Task description:
Go through the material below, count the lines with the word "nakon", and reply with the count alone.

Records to process:
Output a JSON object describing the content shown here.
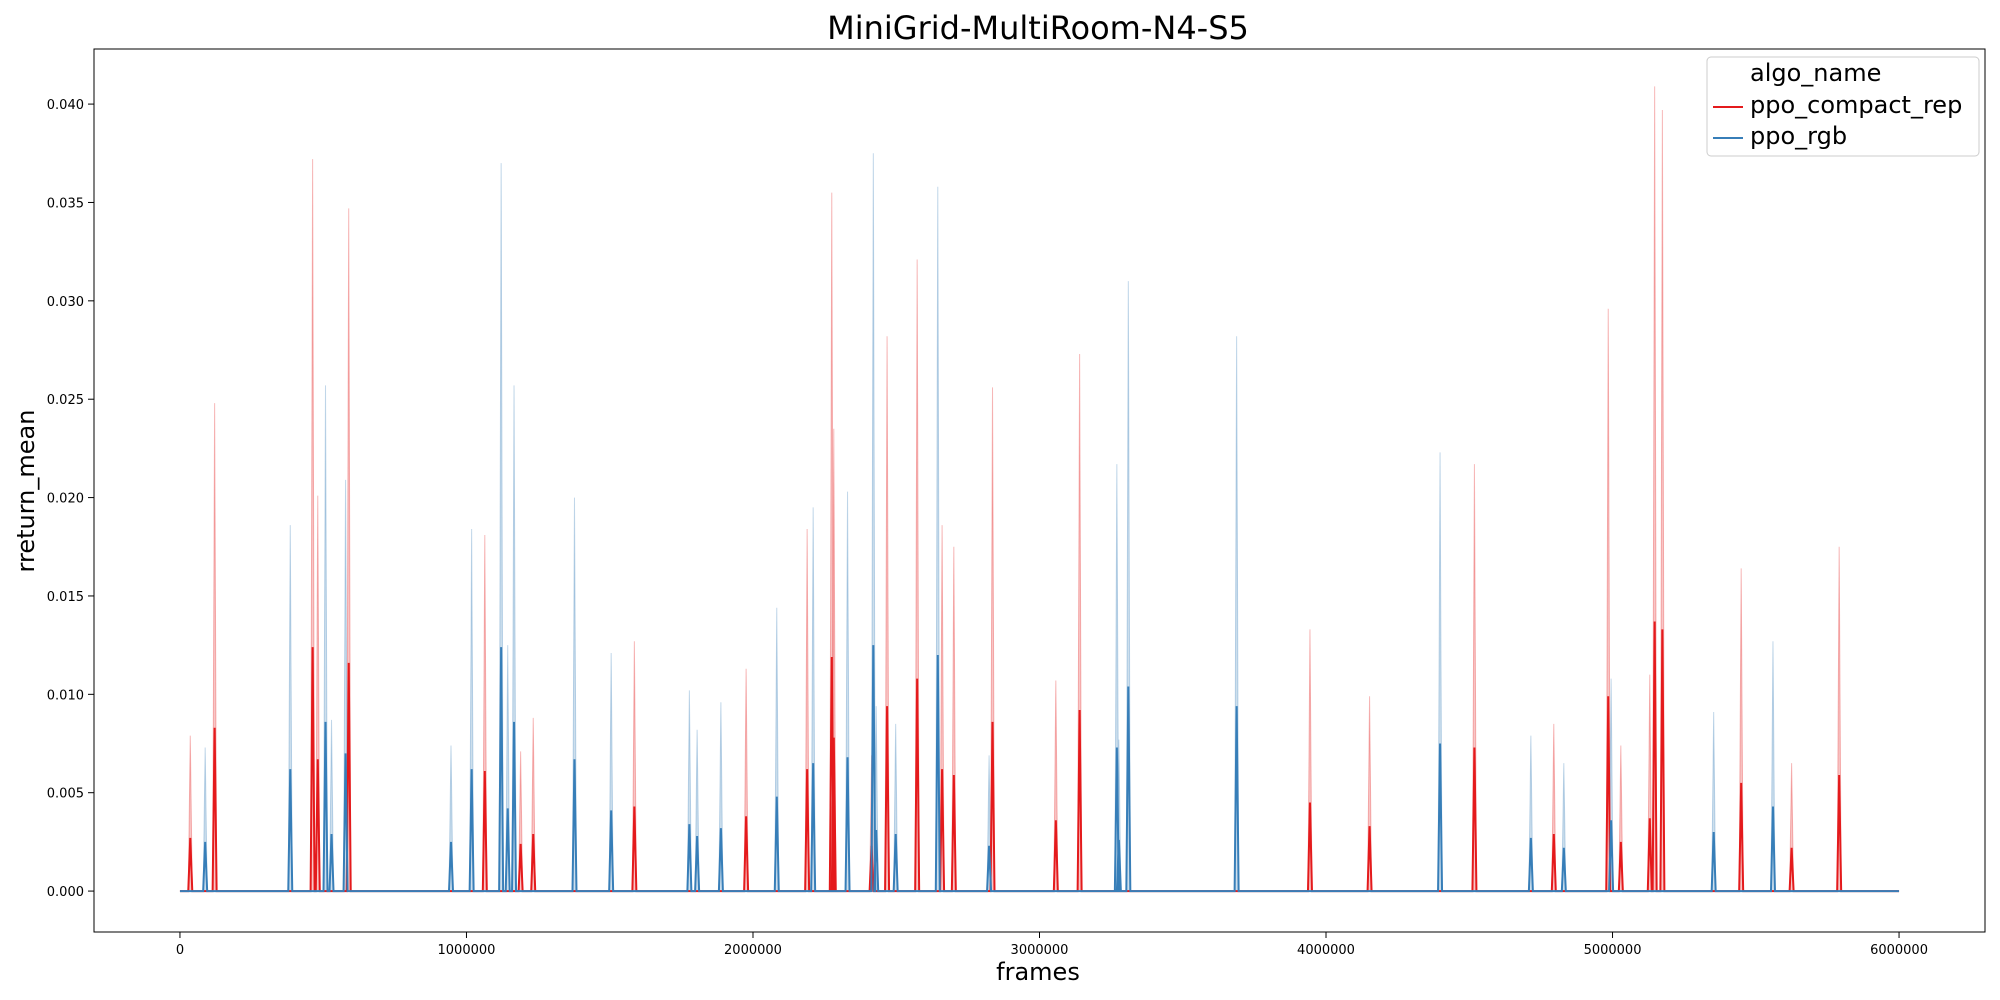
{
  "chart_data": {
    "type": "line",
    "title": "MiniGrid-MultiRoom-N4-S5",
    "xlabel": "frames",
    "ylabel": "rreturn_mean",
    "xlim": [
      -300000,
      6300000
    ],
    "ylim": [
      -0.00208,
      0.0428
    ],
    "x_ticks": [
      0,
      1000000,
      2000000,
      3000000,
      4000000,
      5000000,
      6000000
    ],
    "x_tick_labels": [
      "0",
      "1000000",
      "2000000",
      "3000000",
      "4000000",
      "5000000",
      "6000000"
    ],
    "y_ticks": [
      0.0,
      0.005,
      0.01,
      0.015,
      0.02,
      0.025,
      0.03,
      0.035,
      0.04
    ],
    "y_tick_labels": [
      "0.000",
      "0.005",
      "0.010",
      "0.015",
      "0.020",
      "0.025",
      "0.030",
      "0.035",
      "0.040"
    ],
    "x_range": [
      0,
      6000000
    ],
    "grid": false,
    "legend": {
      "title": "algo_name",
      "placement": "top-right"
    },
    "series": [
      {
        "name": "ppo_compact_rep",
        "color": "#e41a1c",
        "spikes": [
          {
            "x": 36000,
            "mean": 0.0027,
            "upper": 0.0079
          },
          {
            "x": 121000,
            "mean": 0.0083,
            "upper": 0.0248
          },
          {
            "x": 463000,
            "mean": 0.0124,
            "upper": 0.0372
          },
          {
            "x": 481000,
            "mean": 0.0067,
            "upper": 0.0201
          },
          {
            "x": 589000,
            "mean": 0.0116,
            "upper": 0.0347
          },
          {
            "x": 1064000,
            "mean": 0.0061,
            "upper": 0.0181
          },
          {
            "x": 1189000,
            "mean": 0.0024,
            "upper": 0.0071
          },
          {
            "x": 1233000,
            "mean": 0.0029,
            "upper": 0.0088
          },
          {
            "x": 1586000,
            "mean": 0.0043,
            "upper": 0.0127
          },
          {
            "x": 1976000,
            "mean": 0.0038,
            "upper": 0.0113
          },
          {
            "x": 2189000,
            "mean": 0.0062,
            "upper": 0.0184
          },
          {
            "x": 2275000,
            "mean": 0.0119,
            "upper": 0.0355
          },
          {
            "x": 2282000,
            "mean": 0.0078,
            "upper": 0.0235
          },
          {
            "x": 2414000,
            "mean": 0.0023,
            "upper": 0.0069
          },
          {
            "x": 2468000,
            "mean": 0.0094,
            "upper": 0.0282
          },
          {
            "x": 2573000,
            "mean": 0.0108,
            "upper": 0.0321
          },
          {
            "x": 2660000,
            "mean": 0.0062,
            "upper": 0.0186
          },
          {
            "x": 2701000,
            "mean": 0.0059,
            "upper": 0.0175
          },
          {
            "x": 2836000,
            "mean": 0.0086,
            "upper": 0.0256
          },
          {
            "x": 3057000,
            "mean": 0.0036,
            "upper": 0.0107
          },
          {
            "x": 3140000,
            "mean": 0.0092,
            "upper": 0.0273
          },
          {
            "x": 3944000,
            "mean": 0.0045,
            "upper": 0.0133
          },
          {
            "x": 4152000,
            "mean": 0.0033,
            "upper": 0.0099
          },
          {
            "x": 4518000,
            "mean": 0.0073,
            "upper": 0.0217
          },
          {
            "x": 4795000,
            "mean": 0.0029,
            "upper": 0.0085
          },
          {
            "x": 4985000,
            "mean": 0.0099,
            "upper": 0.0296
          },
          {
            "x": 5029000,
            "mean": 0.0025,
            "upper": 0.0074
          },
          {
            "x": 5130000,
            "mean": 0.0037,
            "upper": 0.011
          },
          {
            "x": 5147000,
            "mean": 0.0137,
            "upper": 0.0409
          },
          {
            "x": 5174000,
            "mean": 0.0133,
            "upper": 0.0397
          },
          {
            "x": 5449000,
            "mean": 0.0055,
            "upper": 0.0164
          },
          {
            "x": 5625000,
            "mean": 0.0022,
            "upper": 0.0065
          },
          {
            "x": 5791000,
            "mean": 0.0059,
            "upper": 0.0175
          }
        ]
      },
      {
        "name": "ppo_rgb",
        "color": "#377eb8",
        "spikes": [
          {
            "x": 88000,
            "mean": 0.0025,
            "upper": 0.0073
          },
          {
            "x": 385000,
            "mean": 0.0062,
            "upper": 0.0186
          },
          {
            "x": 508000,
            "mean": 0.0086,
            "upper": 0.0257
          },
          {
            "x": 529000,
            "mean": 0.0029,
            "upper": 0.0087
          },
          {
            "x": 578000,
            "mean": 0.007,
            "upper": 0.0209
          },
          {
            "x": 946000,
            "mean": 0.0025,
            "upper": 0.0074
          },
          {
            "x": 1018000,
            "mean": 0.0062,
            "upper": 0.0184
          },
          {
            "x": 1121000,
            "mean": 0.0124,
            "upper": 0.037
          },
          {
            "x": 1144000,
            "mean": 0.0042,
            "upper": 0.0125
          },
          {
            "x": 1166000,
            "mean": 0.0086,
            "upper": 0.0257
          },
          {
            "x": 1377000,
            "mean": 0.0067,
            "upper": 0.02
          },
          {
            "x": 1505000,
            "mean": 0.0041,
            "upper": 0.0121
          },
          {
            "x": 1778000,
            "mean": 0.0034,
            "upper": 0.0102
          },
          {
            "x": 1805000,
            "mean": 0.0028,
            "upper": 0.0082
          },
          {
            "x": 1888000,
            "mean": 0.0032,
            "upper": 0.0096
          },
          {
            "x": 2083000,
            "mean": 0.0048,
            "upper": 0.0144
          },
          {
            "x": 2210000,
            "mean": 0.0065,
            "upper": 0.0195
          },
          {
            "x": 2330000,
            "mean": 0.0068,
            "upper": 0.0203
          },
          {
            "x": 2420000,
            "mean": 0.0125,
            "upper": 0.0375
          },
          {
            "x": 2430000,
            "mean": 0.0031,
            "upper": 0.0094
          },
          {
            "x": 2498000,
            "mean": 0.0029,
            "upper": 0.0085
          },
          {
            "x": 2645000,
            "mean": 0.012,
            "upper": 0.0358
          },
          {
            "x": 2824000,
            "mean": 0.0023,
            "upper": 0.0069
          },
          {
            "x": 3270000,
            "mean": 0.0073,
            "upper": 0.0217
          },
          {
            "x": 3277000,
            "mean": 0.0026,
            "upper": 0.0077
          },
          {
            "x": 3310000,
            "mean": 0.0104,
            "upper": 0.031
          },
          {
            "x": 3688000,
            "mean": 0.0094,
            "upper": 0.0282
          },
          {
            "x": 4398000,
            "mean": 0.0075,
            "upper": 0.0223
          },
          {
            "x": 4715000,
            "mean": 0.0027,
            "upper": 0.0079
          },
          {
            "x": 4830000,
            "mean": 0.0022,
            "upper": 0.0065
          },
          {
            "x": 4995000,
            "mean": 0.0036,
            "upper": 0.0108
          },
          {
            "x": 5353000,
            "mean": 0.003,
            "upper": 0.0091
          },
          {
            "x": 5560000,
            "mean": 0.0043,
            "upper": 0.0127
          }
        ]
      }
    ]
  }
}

==

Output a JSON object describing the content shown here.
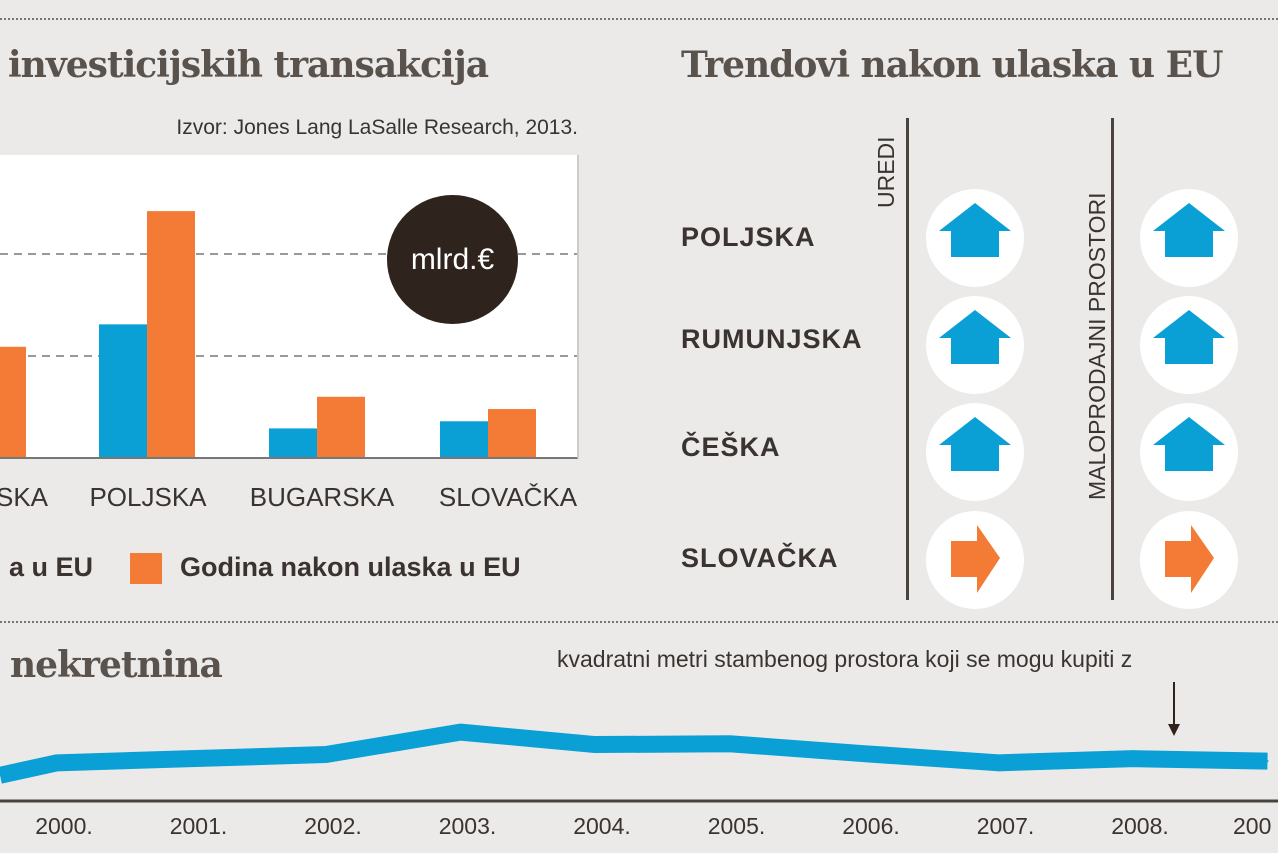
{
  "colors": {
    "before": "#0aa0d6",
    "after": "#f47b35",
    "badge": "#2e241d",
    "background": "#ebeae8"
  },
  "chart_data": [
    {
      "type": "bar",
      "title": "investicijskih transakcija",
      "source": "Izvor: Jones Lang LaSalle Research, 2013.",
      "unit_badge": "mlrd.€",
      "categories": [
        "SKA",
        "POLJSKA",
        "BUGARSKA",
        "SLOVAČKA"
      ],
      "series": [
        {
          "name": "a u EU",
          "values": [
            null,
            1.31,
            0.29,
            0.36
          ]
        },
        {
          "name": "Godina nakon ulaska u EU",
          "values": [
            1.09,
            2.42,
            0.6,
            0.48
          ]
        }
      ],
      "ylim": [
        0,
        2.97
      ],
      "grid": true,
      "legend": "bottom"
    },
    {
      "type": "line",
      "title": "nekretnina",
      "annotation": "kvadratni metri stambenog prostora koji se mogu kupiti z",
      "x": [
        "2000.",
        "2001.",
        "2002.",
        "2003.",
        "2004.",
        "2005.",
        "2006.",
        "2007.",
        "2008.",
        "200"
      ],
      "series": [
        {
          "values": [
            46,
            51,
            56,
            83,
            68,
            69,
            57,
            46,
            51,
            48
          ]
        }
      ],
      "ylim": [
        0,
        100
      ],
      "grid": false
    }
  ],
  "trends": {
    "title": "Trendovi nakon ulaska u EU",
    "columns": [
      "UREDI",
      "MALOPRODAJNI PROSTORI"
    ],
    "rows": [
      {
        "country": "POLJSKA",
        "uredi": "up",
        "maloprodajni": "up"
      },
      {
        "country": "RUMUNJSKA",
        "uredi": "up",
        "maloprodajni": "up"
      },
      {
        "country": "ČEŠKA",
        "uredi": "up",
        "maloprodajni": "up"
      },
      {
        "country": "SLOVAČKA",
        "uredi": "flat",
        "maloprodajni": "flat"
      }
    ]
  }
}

Answer to this exercise:
2